## Request
Output all the entries word for word. Omit the pictures.

--- Data lines ---

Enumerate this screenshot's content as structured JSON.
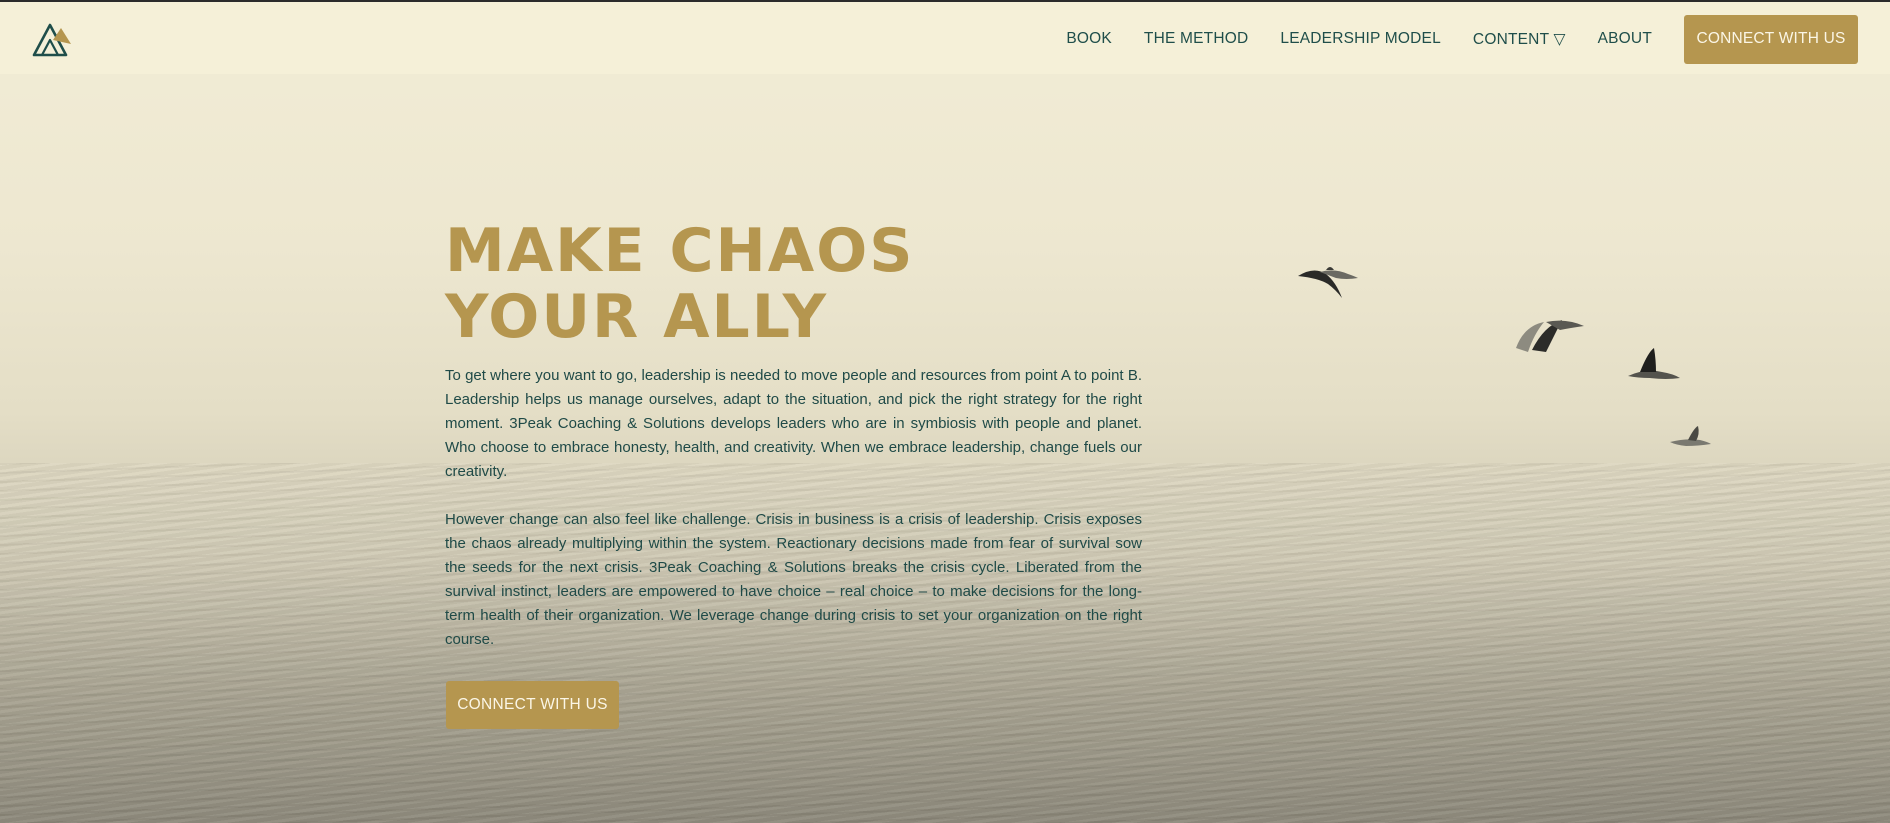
{
  "header": {
    "logo_icon": "triangle-peaks-logo",
    "nav": [
      {
        "label": "BOOK"
      },
      {
        "label": "THE METHOD"
      },
      {
        "label": "LEADERSHIP MODEL"
      },
      {
        "label": "CONTENT ▽"
      },
      {
        "label": "ABOUT"
      }
    ],
    "cta_label": "CONNECT WITH US"
  },
  "hero": {
    "headline_line1": "MAKE CHAOS",
    "headline_line2": "YOUR ALLY",
    "paragraph1": "To get where you want to go, leadership is needed to move people and resources from point A to point B. Leadership helps us manage ourselves, adapt to the situation, and pick the right strategy for the right moment. 3Peak Coaching & Solutions develops leaders who are in symbiosis with people and planet. Who choose to embrace honesty, health, and creativity. When we embrace leadership, change fuels our creativity.",
    "paragraph2": "However change can also feel like challenge. Crisis in business is a crisis of leadership. Crisis exposes the chaos already multiplying within the system. Reactionary decisions made from fear of survival sow the seeds for the next crisis. 3Peak Coaching & Solutions breaks the crisis cycle. Liberated from the survival instinct, leaders are empowered to have choice – real choice – to make decisions for the long-term health of their organization. We leverage change during crisis to set your organization on the right course.",
    "cta_label": "CONNECT WITH US",
    "background_image": "misty-sea-with-seagulls"
  },
  "colors": {
    "accent_gold": "#b5964f",
    "text_teal": "#1f4a47",
    "header_bg": "#f5f0d8"
  }
}
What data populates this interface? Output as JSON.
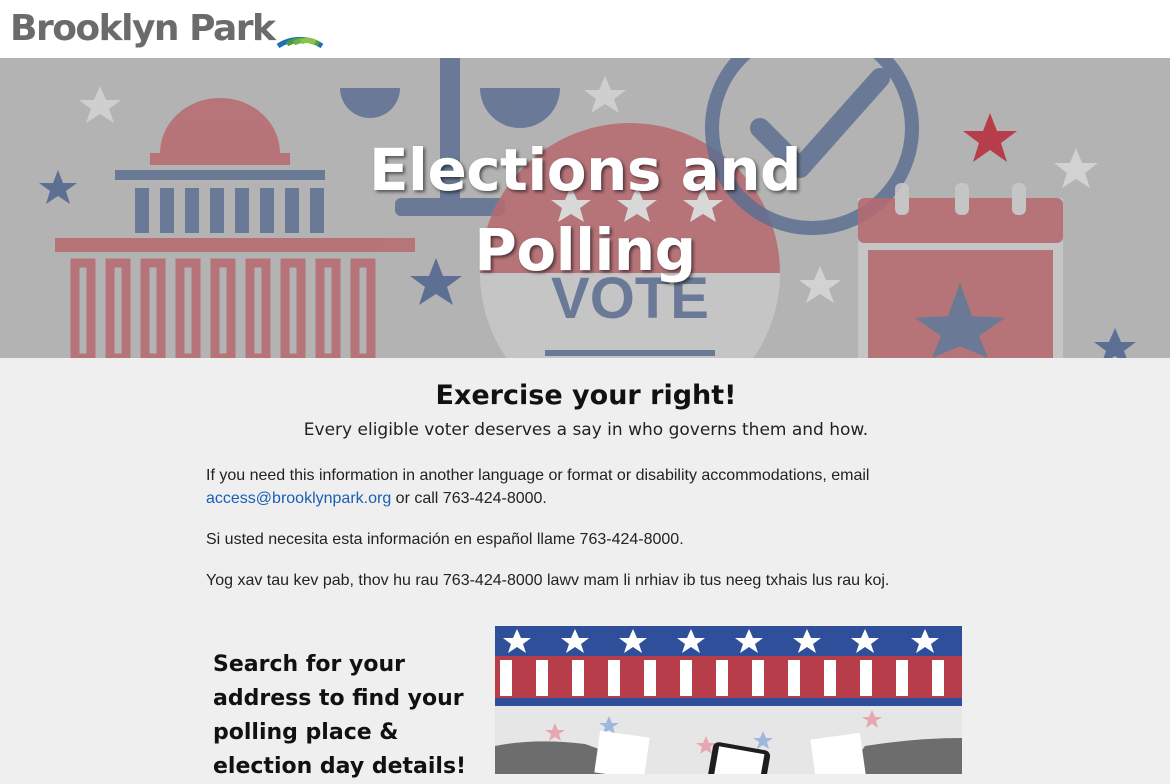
{
  "site": {
    "logo_text": "Brooklyn Park"
  },
  "hero": {
    "title_line1": "Elections and",
    "title_line2": "Polling",
    "vote_label": "VOTE"
  },
  "intro": {
    "heading": "Exercise your right!",
    "subheading": "Every eligible voter deserves a say in who governs them and how.",
    "accessibility_text": "If you need this information in another language or format or disability accommodations, email",
    "email_link": "access@brooklynpark.org",
    "accessibility_suffix": " or call 763-424-8000.",
    "spanish_text": "Si usted necesita esta información en español llame 763-424-8000.",
    "hmong_text": "Yog xav tau kev pab, thov hu rau 763-424-8000 lawv mam li nrhiav ib tus neeg txhais lus rau koj."
  },
  "search": {
    "prompt": "Search for your address to find your polling place & election day details!"
  },
  "colors": {
    "red": "#b73d4a",
    "blue": "#3d5f94",
    "logo_green": "#6ab04c",
    "logo_blue": "#1f6fb8",
    "link": "#1a5fb4"
  }
}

---

## Answer to the exercise
Enumerate this screenshot's content as structured JSON.
{
  "header": {
    "logo_icon": "triangle-peaks-logo",
    "nav": [
      {
        "label": "BOOK"
      },
      {
        "label": "THE METHOD"
      },
      {
        "label": "LEADERSHIP MODEL"
      },
      {
        "label": "CONTENT ▽"
      },
      {
        "label": "ABOUT"
      }
    ],
    "cta_label": "CONNECT WITH US"
  },
  "hero": {
    "headline_line1": "MAKE CHAOS",
    "headline_line2": "YOUR ALLY",
    "paragraph1": "To get where you want to go, leadership is needed to move people and resources from point A to point B. Leadership helps us manage ourselves, adapt to the situation, and pick the right strategy for the right moment. 3Peak Coaching & Solutions develops leaders who are in symbiosis with people and planet. Who choose to embrace honesty, health, and creativity. When we embrace leadership, change fuels our creativity.",
    "paragraph2": "However change can also feel like challenge. Crisis in business is a crisis of leadership. Crisis exposes the chaos already multiplying within the system. Reactionary decisions made from fear of survival sow the seeds for the next crisis. 3Peak Coaching & Solutions breaks the crisis cycle. Liberated from the survival instinct, leaders are empowered to have choice – real choice – to make decisions for the long-term health of their organization. We leverage change during crisis to set your organization on the right course.",
    "cta_label": "CONNECT WITH US",
    "background_image": "misty-sea-with-seagulls"
  },
  "colors": {
    "accent_gold": "#b5964f",
    "text_teal": "#1f4a47",
    "header_bg": "#f5f0d8"
  }
}
What data populates this interface? Output as JSON.
{
  "site": {
    "logo_text": "Brooklyn Park"
  },
  "hero": {
    "title_line1": "Elections and",
    "title_line2": "Polling",
    "vote_label": "VOTE"
  },
  "intro": {
    "heading": "Exercise your right!",
    "subheading": "Every eligible voter deserves a say in who governs them and how.",
    "accessibility_text": "If you need this information in another language or format or disability accommodations, email",
    "email_link": "access@brooklynpark.org",
    "accessibility_suffix": " or call 763-424-8000.",
    "spanish_text": "Si usted necesita esta información en español llame 763-424-8000.",
    "hmong_text": "Yog xav tau kev pab, thov hu rau 763-424-8000 lawv mam li nrhiav ib tus neeg txhais lus rau koj."
  },
  "search": {
    "prompt": "Search for your address to find your polling place & election day details!"
  },
  "colors": {
    "red": "#b73d4a",
    "blue": "#3d5f94",
    "logo_green": "#6ab04c",
    "logo_blue": "#1f6fb8",
    "link": "#1a5fb4"
  }
}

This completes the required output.